Exercise
For every line in the records that has the word "Score", make a copy.

Provided data

┏━━

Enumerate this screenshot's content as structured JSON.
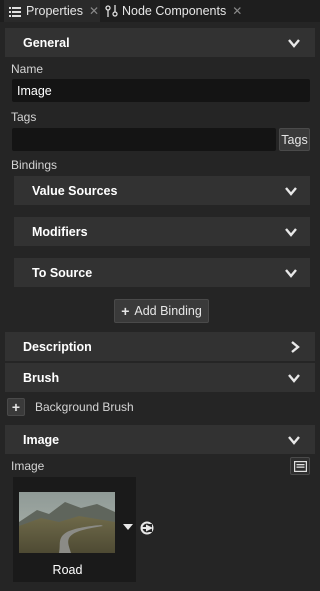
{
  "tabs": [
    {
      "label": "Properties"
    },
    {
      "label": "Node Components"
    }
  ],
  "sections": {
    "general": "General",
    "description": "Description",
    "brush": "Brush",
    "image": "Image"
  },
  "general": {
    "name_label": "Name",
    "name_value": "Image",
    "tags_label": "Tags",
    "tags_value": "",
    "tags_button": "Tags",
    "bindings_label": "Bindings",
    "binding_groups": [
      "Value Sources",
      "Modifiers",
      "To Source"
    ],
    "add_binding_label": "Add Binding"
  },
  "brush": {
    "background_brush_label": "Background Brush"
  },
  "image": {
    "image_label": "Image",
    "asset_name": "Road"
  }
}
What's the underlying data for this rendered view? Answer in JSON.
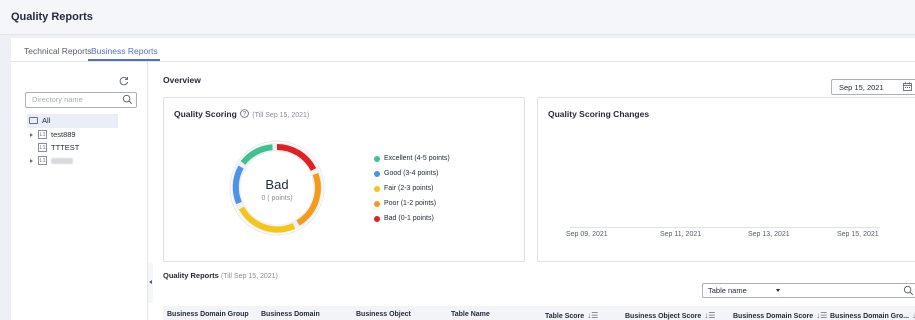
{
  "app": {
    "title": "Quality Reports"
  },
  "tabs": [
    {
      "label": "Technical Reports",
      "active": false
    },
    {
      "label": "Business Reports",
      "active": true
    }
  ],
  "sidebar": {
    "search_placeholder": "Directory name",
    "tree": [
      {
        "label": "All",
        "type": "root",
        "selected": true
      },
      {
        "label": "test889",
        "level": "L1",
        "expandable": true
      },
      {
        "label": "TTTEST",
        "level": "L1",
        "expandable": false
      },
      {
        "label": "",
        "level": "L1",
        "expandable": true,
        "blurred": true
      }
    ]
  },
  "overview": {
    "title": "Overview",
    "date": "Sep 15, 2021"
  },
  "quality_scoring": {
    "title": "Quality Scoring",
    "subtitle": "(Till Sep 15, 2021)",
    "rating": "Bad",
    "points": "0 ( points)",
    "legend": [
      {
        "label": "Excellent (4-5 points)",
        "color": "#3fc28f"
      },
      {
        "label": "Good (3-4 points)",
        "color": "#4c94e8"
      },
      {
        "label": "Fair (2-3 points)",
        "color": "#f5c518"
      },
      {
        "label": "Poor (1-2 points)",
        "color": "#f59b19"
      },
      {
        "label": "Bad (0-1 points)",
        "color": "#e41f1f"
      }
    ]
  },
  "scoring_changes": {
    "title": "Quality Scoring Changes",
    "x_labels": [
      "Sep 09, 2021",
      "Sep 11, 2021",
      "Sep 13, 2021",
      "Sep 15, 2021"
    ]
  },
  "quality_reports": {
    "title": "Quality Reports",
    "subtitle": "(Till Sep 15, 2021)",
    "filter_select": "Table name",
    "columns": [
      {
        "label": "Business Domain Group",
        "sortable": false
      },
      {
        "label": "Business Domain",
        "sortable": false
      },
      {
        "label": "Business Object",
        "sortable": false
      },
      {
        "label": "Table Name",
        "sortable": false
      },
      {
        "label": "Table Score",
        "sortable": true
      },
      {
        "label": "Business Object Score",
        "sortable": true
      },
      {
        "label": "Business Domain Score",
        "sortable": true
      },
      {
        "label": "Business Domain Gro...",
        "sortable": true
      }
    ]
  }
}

┗━━
┏━━

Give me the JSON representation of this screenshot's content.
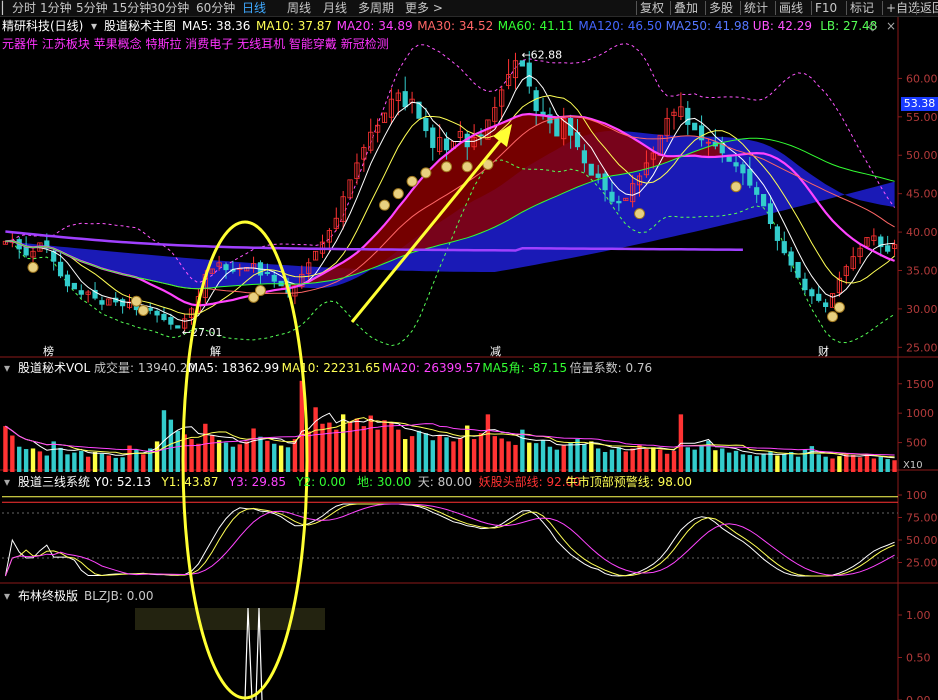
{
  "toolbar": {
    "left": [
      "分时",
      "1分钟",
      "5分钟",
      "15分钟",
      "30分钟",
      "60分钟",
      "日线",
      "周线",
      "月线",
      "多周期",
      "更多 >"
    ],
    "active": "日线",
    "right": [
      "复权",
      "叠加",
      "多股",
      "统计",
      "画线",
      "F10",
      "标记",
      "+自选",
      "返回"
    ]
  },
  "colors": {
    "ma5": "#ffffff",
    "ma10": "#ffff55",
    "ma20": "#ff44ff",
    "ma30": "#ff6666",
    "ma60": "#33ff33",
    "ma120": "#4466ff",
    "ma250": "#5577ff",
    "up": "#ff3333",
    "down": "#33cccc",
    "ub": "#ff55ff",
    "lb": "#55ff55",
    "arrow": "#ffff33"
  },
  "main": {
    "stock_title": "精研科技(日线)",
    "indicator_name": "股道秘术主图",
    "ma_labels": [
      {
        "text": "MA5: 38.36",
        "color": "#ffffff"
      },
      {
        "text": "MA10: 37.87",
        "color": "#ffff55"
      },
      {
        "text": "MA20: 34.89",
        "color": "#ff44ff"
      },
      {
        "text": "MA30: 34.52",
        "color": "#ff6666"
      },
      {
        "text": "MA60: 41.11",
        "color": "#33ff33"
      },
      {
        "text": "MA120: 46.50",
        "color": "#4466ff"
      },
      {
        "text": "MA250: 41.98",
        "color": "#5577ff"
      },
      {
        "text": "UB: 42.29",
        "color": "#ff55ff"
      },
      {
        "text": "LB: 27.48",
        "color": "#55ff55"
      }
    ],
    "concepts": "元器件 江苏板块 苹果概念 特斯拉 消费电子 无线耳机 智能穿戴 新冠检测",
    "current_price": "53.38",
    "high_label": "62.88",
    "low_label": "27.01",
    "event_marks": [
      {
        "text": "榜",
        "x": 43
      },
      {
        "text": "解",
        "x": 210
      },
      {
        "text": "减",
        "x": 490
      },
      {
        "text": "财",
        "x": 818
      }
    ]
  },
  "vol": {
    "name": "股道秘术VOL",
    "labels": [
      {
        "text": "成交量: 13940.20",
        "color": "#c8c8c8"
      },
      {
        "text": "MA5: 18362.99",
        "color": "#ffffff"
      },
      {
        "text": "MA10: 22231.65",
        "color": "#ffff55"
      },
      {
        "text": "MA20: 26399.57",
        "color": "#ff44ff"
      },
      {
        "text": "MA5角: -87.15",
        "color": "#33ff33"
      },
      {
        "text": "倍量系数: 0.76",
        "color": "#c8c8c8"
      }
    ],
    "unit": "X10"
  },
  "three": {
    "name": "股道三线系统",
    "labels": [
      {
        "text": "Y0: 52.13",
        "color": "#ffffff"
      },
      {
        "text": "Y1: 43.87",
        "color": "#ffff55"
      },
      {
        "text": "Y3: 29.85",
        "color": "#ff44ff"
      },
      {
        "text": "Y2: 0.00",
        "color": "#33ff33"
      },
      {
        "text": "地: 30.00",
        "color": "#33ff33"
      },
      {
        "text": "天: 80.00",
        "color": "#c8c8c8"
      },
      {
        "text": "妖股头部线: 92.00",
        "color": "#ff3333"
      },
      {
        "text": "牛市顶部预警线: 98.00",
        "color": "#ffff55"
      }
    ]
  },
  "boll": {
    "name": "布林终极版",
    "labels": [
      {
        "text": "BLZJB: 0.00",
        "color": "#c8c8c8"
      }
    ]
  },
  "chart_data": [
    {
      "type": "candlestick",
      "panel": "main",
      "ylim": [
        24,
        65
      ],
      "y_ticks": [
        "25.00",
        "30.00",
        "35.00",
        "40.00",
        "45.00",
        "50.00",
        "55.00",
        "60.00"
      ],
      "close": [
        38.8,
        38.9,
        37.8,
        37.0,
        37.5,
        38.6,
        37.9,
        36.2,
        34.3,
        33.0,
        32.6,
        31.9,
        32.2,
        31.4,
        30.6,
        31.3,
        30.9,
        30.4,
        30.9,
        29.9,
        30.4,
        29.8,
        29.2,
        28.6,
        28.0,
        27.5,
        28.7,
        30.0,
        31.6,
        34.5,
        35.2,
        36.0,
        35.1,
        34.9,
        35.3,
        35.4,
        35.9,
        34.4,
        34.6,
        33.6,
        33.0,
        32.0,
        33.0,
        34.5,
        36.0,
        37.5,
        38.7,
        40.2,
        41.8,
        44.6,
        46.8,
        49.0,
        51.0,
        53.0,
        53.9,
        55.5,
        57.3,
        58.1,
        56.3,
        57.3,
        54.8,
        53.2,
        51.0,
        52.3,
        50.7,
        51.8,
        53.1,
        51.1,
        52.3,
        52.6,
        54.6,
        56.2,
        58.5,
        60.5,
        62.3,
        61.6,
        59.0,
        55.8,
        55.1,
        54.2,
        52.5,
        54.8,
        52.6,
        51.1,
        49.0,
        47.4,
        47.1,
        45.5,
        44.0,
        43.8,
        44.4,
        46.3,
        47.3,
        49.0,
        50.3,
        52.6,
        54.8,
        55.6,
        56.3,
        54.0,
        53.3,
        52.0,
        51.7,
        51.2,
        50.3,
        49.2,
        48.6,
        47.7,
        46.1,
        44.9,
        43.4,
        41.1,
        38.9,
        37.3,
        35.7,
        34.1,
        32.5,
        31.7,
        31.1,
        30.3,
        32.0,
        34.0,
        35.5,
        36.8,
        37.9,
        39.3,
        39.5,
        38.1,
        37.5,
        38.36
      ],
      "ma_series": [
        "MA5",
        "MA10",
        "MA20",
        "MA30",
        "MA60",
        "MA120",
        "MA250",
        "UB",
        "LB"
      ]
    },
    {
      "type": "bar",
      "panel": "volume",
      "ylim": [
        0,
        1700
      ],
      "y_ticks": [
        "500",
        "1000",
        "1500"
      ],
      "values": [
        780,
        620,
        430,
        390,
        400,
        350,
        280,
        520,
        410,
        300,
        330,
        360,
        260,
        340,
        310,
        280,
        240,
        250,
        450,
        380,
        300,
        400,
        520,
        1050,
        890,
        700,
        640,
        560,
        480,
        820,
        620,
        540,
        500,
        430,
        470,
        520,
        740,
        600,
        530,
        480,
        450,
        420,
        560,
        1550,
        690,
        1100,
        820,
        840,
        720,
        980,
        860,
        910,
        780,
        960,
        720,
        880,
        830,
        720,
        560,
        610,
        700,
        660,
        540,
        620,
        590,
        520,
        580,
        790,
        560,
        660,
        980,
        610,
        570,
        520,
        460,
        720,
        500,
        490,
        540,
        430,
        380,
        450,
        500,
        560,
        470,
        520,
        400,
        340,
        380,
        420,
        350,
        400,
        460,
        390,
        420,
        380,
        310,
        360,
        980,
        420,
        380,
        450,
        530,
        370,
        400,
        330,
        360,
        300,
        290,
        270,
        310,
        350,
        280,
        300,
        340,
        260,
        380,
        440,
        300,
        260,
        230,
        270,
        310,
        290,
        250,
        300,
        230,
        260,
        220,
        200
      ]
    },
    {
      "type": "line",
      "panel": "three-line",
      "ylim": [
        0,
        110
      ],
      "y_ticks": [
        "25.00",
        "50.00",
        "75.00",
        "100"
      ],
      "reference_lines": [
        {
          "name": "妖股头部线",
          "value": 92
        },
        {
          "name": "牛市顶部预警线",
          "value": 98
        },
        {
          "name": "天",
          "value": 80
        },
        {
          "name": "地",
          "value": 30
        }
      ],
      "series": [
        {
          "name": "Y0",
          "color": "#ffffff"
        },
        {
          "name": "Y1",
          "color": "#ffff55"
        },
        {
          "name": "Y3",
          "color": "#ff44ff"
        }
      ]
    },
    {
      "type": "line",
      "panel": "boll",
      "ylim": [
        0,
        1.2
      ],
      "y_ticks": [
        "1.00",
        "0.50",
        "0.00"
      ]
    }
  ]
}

┗━━

Problem solution
        "label": "Table Score",
        "label": "Business Object Score",
        "label": "Business Domain Score",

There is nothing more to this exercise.